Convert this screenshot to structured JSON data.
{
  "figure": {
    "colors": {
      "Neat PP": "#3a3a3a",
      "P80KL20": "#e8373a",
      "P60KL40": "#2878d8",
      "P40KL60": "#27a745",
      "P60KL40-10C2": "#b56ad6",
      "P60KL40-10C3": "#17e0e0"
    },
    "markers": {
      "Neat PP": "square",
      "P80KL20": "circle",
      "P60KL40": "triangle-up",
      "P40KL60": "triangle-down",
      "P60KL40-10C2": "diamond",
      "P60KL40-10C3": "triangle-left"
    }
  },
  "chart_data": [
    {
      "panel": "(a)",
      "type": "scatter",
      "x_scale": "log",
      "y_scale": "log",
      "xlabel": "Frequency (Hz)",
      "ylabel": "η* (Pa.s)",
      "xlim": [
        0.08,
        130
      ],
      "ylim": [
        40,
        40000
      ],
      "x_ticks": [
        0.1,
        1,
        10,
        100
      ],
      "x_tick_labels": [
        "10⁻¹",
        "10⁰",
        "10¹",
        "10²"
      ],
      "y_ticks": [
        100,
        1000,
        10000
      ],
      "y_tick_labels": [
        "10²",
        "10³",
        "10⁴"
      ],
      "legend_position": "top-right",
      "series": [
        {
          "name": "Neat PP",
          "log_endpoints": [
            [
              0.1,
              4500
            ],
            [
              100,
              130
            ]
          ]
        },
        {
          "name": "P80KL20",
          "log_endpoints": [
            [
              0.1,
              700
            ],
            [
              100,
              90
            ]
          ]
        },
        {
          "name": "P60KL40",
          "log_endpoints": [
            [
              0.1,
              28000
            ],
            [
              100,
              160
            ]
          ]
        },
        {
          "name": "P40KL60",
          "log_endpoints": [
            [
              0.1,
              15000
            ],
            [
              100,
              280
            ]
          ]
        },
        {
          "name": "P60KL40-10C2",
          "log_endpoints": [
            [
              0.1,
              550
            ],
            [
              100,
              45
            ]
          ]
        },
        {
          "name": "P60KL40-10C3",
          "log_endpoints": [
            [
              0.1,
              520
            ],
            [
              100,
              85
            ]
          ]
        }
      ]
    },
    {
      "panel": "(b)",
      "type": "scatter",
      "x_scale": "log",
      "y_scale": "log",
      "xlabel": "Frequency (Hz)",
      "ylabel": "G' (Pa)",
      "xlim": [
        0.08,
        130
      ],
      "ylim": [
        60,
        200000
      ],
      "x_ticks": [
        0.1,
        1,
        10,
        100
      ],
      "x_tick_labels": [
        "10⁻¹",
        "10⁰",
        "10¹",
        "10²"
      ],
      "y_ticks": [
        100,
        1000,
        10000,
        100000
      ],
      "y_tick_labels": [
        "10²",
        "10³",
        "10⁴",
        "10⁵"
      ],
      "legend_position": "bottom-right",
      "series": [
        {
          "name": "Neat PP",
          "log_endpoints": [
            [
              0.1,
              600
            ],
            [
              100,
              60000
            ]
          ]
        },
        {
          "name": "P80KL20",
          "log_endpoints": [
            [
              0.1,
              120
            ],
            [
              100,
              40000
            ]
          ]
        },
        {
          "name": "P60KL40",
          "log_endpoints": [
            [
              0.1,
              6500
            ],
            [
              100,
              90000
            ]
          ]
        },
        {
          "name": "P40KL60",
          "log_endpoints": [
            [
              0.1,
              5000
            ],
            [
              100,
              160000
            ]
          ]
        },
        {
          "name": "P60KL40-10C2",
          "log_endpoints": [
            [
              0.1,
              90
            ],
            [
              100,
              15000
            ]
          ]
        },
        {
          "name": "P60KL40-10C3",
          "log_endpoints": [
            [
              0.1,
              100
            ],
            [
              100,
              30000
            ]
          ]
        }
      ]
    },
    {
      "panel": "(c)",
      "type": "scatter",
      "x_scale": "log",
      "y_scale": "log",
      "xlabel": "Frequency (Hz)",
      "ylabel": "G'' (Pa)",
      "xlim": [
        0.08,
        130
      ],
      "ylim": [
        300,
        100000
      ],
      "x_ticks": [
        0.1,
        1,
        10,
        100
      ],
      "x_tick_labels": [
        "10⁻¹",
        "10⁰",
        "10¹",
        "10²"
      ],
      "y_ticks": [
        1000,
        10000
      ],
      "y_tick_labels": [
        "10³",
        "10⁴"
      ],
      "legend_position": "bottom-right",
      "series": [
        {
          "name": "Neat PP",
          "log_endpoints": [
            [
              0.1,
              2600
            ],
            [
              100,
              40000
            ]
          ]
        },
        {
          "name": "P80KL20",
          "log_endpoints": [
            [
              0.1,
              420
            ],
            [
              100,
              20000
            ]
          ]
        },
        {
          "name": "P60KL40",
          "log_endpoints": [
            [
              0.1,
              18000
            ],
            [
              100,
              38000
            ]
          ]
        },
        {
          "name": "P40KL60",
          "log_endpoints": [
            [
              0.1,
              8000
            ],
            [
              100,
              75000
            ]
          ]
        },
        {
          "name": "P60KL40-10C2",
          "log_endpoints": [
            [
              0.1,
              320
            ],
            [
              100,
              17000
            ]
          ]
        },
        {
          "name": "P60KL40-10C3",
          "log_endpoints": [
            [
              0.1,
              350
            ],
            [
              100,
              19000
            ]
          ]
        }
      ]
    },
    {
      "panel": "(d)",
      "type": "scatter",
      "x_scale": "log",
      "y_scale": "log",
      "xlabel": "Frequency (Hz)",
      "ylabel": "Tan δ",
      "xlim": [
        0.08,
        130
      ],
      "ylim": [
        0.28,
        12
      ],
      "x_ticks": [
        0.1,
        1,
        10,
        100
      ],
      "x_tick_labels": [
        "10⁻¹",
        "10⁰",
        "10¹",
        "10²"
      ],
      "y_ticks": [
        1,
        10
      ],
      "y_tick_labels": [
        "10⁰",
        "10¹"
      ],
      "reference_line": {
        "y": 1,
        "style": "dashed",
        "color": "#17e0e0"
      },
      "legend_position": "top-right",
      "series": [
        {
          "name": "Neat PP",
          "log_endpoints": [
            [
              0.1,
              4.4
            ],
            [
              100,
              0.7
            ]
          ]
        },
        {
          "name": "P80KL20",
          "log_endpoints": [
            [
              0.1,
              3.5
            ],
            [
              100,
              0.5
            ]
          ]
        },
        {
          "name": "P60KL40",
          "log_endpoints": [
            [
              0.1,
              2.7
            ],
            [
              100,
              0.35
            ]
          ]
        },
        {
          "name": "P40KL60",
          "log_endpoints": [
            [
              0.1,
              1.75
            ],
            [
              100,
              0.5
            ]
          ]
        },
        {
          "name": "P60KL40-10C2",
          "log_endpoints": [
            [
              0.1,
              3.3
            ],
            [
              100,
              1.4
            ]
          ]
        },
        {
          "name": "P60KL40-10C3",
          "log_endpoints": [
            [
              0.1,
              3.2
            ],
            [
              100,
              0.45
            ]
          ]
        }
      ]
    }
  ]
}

» The exercise
Output the complete data exactly as written.

» Reply
Convert this screenshot to structured JSON data.
{
  "figure": {
    "colors": {
      "Neat PP": "#3a3a3a",
      "P80KL20": "#e8373a",
      "P60KL40": "#2878d8",
      "P40KL60": "#27a745",
      "P60KL40-10C2": "#b56ad6",
      "P60KL40-10C3": "#17e0e0"
    },
    "markers": {
      "Neat PP": "square",
      "P80KL20": "circle",
      "P60KL40": "triangle-up",
      "P40KL60": "triangle-down",
      "P60KL40-10C2": "diamond",
      "P60KL40-10C3": "triangle-left"
    }
  },
  "chart_data": [
    {
      "panel": "(a)",
      "type": "scatter",
      "x_scale": "log",
      "y_scale": "log",
      "xlabel": "Frequency (Hz)",
      "ylabel": "η* (Pa.s)",
      "xlim": [
        0.08,
        130
      ],
      "ylim": [
        40,
        40000
      ],
      "x_ticks": [
        0.1,
        1,
        10,
        100
      ],
      "x_tick_labels": [
        "10⁻¹",
        "10⁰",
        "10¹",
        "10²"
      ],
      "y_ticks": [
        100,
        1000,
        10000
      ],
      "y_tick_labels": [
        "10²",
        "10³",
        "10⁴"
      ],
      "legend_position": "top-right",
      "series": [
        {
          "name": "Neat PP",
          "log_endpoints": [
            [
              0.1,
              4500
            ],
            [
              100,
              130
            ]
          ]
        },
        {
          "name": "P80KL20",
          "log_endpoints": [
            [
              0.1,
              700
            ],
            [
              100,
              90
            ]
          ]
        },
        {
          "name": "P60KL40",
          "log_endpoints": [
            [
              0.1,
              28000
            ],
            [
              100,
              160
            ]
          ]
        },
        {
          "name": "P40KL60",
          "log_endpoints": [
            [
              0.1,
              15000
            ],
            [
              100,
              280
            ]
          ]
        },
        {
          "name": "P60KL40-10C2",
          "log_endpoints": [
            [
              0.1,
              550
            ],
            [
              100,
              45
            ]
          ]
        },
        {
          "name": "P60KL40-10C3",
          "log_endpoints": [
            [
              0.1,
              520
            ],
            [
              100,
              85
            ]
          ]
        }
      ]
    },
    {
      "panel": "(b)",
      "type": "scatter",
      "x_scale": "log",
      "y_scale": "log",
      "xlabel": "Frequency (Hz)",
      "ylabel": "G' (Pa)",
      "xlim": [
        0.08,
        130
      ],
      "ylim": [
        60,
        200000
      ],
      "x_ticks": [
        0.1,
        1,
        10,
        100
      ],
      "x_tick_labels": [
        "10⁻¹",
        "10⁰",
        "10¹",
        "10²"
      ],
      "y_ticks": [
        100,
        1000,
        10000,
        100000
      ],
      "y_tick_labels": [
        "10²",
        "10³",
        "10⁴",
        "10⁵"
      ],
      "legend_position": "bottom-right",
      "series": [
        {
          "name": "Neat PP",
          "log_endpoints": [
            [
              0.1,
              600
            ],
            [
              100,
              60000
            ]
          ]
        },
        {
          "name": "P80KL20",
          "log_endpoints": [
            [
              0.1,
              120
            ],
            [
              100,
              40000
            ]
          ]
        },
        {
          "name": "P60KL40",
          "log_endpoints": [
            [
              0.1,
              6500
            ],
            [
              100,
              90000
            ]
          ]
        },
        {
          "name": "P40KL60",
          "log_endpoints": [
            [
              0.1,
              5000
            ],
            [
              100,
              160000
            ]
          ]
        },
        {
          "name": "P60KL40-10C2",
          "log_endpoints": [
            [
              0.1,
              90
            ],
            [
              100,
              15000
            ]
          ]
        },
        {
          "name": "P60KL40-10C3",
          "log_endpoints": [
            [
              0.1,
              100
            ],
            [
              100,
              30000
            ]
          ]
        }
      ]
    },
    {
      "panel": "(c)",
      "type": "scatter",
      "x_scale": "log",
      "y_scale": "log",
      "xlabel": "Frequency (Hz)",
      "ylabel": "G'' (Pa)",
      "xlim": [
        0.08,
        130
      ],
      "ylim": [
        300,
        100000
      ],
      "x_ticks": [
        0.1,
        1,
        10,
        100
      ],
      "x_tick_labels": [
        "10⁻¹",
        "10⁰",
        "10¹",
        "10²"
      ],
      "y_ticks": [
        1000,
        10000
      ],
      "y_tick_labels": [
        "10³",
        "10⁴"
      ],
      "legend_position": "bottom-right",
      "series": [
        {
          "name": "Neat PP",
          "log_endpoints": [
            [
              0.1,
              2600
            ],
            [
              100,
              40000
            ]
          ]
        },
        {
          "name": "P80KL20",
          "log_endpoints": [
            [
              0.1,
              420
            ],
            [
              100,
              20000
            ]
          ]
        },
        {
          "name": "P60KL40",
          "log_endpoints": [
            [
              0.1,
              18000
            ],
            [
              100,
              38000
            ]
          ]
        },
        {
          "name": "P40KL60",
          "log_endpoints": [
            [
              0.1,
              8000
            ],
            [
              100,
              75000
            ]
          ]
        },
        {
          "name": "P60KL40-10C2",
          "log_endpoints": [
            [
              0.1,
              320
            ],
            [
              100,
              17000
            ]
          ]
        },
        {
          "name": "P60KL40-10C3",
          "log_endpoints": [
            [
              0.1,
              350
            ],
            [
              100,
              19000
            ]
          ]
        }
      ]
    },
    {
      "panel": "(d)",
      "type": "scatter",
      "x_scale": "log",
      "y_scale": "log",
      "xlabel": "Frequency (Hz)",
      "ylabel": "Tan δ",
      "xlim": [
        0.08,
        130
      ],
      "ylim": [
        0.28,
        12
      ],
      "x_ticks": [
        0.1,
        1,
        10,
        100
      ],
      "x_tick_labels": [
        "10⁻¹",
        "10⁰",
        "10¹",
        "10²"
      ],
      "y_ticks": [
        1,
        10
      ],
      "y_tick_labels": [
        "10⁰",
        "10¹"
      ],
      "reference_line": {
        "y": 1,
        "style": "dashed",
        "color": "#17e0e0"
      },
      "legend_position": "top-right",
      "series": [
        {
          "name": "Neat PP",
          "log_endpoints": [
            [
              0.1,
              4.4
            ],
            [
              100,
              0.7
            ]
          ]
        },
        {
          "name": "P80KL20",
          "log_endpoints": [
            [
              0.1,
              3.5
            ],
            [
              100,
              0.5
            ]
          ]
        },
        {
          "name": "P60KL40",
          "log_endpoints": [
            [
              0.1,
              2.7
            ],
            [
              100,
              0.35
            ]
          ]
        },
        {
          "name": "P40KL60",
          "log_endpoints": [
            [
              0.1,
              1.75
            ],
            [
              100,
              0.5
            ]
          ]
        },
        {
          "name": "P60KL40-10C2",
          "log_endpoints": [
            [
              0.1,
              3.3
            ],
            [
              100,
              1.4
            ]
          ]
        },
        {
          "name": "P60KL40-10C3",
          "log_endpoints": [
            [
              0.1,
              3.2
            ],
            [
              100,
              0.45
            ]
          ]
        }
      ]
    }
  ]
}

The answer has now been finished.